start

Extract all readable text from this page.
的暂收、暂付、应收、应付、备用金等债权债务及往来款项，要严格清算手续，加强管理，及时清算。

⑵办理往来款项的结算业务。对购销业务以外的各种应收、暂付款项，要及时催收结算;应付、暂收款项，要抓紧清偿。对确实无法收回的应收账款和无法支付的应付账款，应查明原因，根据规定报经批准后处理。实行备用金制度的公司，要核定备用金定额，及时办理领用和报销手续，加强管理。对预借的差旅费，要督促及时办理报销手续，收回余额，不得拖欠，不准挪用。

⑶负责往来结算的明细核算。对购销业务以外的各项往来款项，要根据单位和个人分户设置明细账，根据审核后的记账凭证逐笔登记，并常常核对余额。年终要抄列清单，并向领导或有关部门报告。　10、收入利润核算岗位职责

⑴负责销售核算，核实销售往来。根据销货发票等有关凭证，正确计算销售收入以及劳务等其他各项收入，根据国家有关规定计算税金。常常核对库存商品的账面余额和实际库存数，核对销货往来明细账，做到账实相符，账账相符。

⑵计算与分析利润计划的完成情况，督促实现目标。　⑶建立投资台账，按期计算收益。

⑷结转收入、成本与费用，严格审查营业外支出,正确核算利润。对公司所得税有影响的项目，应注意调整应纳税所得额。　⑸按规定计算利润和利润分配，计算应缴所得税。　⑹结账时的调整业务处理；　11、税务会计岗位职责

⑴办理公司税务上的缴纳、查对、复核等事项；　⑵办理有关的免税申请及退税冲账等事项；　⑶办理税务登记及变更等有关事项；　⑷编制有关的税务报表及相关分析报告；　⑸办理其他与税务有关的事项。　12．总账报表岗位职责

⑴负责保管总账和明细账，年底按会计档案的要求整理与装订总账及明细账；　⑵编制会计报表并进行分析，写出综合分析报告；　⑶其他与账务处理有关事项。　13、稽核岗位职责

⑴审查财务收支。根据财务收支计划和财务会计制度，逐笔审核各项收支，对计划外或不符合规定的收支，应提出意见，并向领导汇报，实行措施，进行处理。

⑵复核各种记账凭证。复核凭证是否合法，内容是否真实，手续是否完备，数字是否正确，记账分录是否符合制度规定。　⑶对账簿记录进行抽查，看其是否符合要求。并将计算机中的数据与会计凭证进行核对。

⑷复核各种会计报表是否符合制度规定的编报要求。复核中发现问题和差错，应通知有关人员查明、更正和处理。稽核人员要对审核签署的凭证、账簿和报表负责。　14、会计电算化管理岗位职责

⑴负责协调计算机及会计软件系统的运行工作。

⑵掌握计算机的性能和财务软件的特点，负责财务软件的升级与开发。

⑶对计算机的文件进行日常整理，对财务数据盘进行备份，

end

Instruction: Looking at the entries above, say how many lines contain the word "加强管理". Only the number is wanted.

Response to the task: 2